Begin
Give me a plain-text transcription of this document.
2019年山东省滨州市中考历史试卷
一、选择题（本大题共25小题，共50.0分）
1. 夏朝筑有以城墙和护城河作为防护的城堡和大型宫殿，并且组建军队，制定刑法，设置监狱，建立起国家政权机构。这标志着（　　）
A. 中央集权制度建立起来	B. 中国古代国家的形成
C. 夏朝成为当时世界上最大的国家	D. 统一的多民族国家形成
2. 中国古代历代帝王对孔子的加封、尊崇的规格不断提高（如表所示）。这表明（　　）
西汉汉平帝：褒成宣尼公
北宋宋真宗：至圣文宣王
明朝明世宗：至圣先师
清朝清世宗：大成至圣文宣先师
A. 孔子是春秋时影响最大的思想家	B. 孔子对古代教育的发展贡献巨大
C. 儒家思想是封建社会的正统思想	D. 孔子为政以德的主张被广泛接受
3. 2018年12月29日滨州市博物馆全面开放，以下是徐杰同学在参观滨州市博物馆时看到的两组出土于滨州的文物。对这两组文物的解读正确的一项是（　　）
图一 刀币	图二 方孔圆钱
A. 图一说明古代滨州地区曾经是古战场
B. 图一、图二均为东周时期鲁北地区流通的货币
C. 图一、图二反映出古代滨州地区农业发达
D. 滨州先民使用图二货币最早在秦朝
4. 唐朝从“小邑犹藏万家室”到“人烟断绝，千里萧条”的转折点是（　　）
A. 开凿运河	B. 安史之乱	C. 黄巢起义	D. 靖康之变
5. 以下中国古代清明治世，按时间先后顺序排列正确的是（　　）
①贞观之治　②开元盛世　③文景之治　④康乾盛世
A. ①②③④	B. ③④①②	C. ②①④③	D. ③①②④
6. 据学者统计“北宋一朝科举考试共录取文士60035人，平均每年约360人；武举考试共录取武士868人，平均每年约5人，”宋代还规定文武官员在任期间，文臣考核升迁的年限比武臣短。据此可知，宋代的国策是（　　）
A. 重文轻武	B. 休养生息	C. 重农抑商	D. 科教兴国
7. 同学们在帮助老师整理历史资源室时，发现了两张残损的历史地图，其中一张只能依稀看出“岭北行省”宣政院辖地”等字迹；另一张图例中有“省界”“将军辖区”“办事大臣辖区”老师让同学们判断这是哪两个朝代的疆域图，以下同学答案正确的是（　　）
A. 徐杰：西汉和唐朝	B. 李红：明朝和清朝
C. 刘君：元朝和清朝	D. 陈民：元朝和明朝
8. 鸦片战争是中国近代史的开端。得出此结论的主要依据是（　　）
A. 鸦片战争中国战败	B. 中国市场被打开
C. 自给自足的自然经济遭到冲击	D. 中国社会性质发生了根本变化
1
End
• **DIRECTION**
Quote each line of the listing above exactly.

• **TASK SOLUTION**
Give me a plain-text transcription of this document.
2019年山东省滨州市中考历史试卷
一、选择题（本大题共25小题，共50.0分）
1. 夏朝筑有以城墙和护城河作为防护的城堡和大型宫殿，并且组建军队，制定刑法，设置监狱，建立起国家政权机构。这标志着（　　）
A. 中央集权制度建立起来	B. 中国古代国家的形成
C. 夏朝成为当时世界上最大的国家	D. 统一的多民族国家形成
2. 中国古代历代帝王对孔子的加封、尊崇的规格不断提高（如表所示）。这表明（　　）
西汉汉平帝：褒成宣尼公
北宋宋真宗：至圣文宣王
明朝明世宗：至圣先师
清朝清世宗：大成至圣文宣先师
A. 孔子是春秋时影响最大的思想家	B. 孔子对古代教育的发展贡献巨大
C. 儒家思想是封建社会的正统思想	D. 孔子为政以德的主张被广泛接受
3. 2018年12月29日滨州市博物馆全面开放，以下是徐杰同学在参观滨州市博物馆时看到的两组出土于滨州的文物。对这两组文物的解读正确的一项是（　　）
图一 刀币	图二 方孔圆钱
A. 图一说明古代滨州地区曾经是古战场
B. 图一、图二均为东周时期鲁北地区流通的货币
C. 图一、图二反映出古代滨州地区农业发达
D. 滨州先民使用图二货币最早在秦朝
4. 唐朝从“小邑犹藏万家室”到“人烟断绝，千里萧条”的转折点是（　　）
A. 开凿运河	B. 安史之乱	C. 黄巢起义	D. 靖康之变
5. 以下中国古代清明治世，按时间先后顺序排列正确的是（　　）
①贞观之治　②开元盛世　③文景之治　④康乾盛世
A. ①②③④	B. ③④①②	C. ②①④③	D. ③①②④
6. 据学者统计“北宋一朝科举考试共录取文士60035人，平均每年约360人；武举考试共录取武士868人，平均每年约5人，”宋代还规定文武官员在任期间，文臣考核升迁的年限比武臣短。据此可知，宋代的国策是（　　）
A. 重文轻武	B. 休养生息	C. 重农抑商	D. 科教兴国
7. 同学们在帮助老师整理历史资源室时，发现了两张残损的历史地图，其中一张只能依稀看出“岭北行省”宣政院辖地”等字迹；另一张图例中有“省界”“将军辖区”“办事大臣辖区”老师让同学们判断这是哪两个朝代的疆域图，以下同学答案正确的是（　　）
A. 徐杰：西汉和唐朝	B. 李红：明朝和清朝
C. 刘君：元朝和清朝	D. 陈民：元朝和明朝
8. 鸦片战争是中国近代史的开端。得出此结论的主要依据是（　　）
A. 鸦片战争中国战败	B. 中国市场被打开
C. 自给自足的自然经济遭到冲击	D. 中国社会性质发生了根本变化
1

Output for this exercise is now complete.